* _GIVEN PROBLEM_
Gather all lines from the material that contain the word "before".

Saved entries
---+---
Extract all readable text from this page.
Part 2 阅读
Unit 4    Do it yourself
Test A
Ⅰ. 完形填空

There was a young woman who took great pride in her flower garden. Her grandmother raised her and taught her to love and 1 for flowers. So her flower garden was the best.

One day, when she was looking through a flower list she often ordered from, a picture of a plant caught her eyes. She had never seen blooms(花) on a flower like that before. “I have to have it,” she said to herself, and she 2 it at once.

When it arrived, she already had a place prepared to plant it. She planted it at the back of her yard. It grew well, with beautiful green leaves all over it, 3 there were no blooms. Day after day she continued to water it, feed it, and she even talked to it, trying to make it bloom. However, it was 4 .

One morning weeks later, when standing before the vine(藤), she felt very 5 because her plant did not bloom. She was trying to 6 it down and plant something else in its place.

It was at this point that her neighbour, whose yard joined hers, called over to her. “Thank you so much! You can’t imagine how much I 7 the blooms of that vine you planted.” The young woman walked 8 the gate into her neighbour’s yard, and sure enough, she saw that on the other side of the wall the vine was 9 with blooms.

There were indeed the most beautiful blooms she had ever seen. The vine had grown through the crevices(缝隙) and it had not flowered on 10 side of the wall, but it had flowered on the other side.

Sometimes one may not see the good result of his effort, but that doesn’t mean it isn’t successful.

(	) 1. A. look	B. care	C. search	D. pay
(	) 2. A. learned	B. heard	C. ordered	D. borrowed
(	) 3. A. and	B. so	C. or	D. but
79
---+---
* _REPLY_
One day, when she was looking through a flower list she often ordered from, a picture of a plant caught her eyes. She had never seen blooms(花) on a flower like that before. “I have to have it,” she said to herself, and she 2 it at once.
One morning weeks later, when standing before the vine(藤), she felt very 5 because her plant did not bloom. She was trying to 6 it down and plant something else in its place.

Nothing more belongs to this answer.